Repeat, exactly and completely, the material that follows. Omit the pictures.

__________________________________________________

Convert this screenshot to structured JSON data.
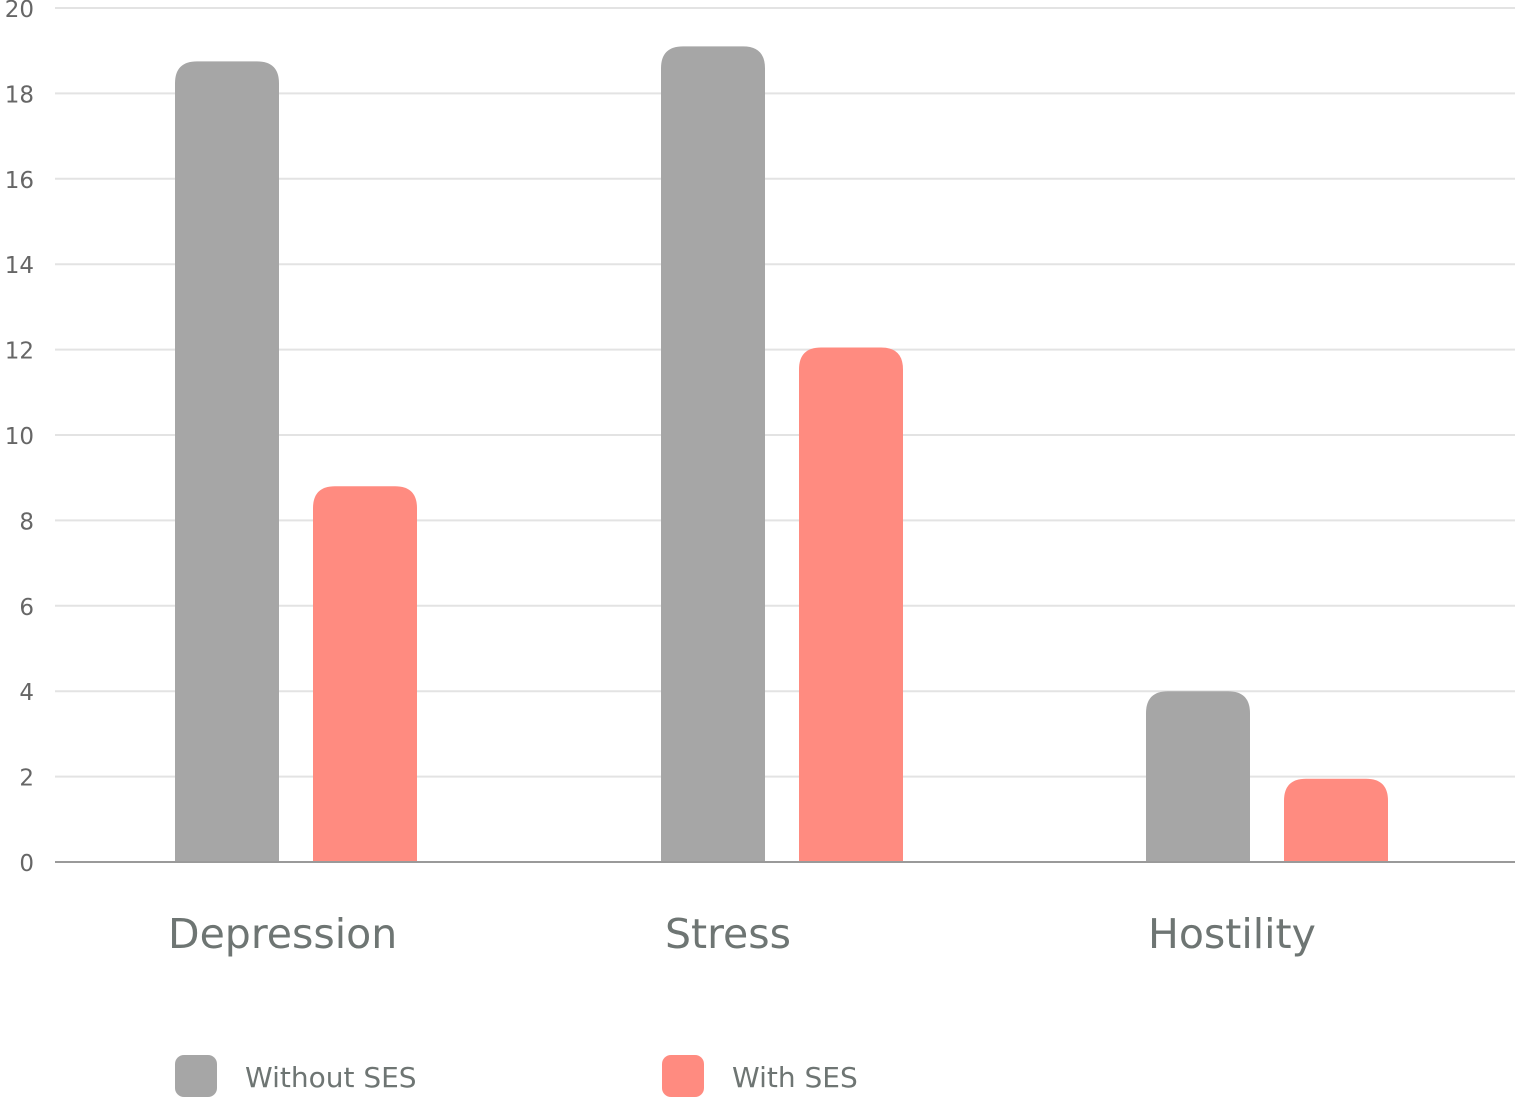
{
  "chart_data": {
    "type": "bar",
    "categories": [
      "Depression",
      "Stress",
      "Hostility"
    ],
    "series": [
      {
        "name": "Without SES",
        "values": [
          18.75,
          19.1,
          4.0
        ],
        "color": "#a6a6a6"
      },
      {
        "name": "With SES",
        "values": [
          8.8,
          12.05,
          1.95
        ],
        "color": "#ff8b80"
      }
    ],
    "title": "",
    "xlabel": "",
    "ylabel": "",
    "ylim": [
      0,
      20
    ],
    "yticks": [
      0,
      2,
      4,
      6,
      8,
      10,
      12,
      14,
      16,
      18,
      20
    ],
    "grid": true,
    "legend": "bottom-left"
  },
  "colors": {
    "grid": "#e3e3e3",
    "axis": "#9a9a9a",
    "tick_text": "#666666",
    "category_text": "#6e7573",
    "legend_text": "#6e7573"
  }
}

__________________________________________________

## [Result]
Convert this screenshot to structured JSON data.
{
  "chart_data": {
    "type": "bar",
    "categories": [
      "Depression",
      "Stress",
      "Hostility"
    ],
    "series": [
      {
        "name": "Without SES",
        "values": [
          18.75,
          19.1,
          4.0
        ],
        "color": "#a6a6a6"
      },
      {
        "name": "With SES",
        "values": [
          8.8,
          12.05,
          1.95
        ],
        "color": "#ff8b80"
      }
    ],
    "title": "",
    "xlabel": "",
    "ylabel": "",
    "ylim": [
      0,
      20
    ],
    "yticks": [
      0,
      2,
      4,
      6,
      8,
      10,
      12,
      14,
      16,
      18,
      20
    ],
    "grid": true,
    "legend": "bottom-left"
  },
  "colors": {
    "grid": "#e3e3e3",
    "axis": "#9a9a9a",
    "tick_text": "#666666",
    "category_text": "#6e7573",
    "legend_text": "#6e7573"
  }
}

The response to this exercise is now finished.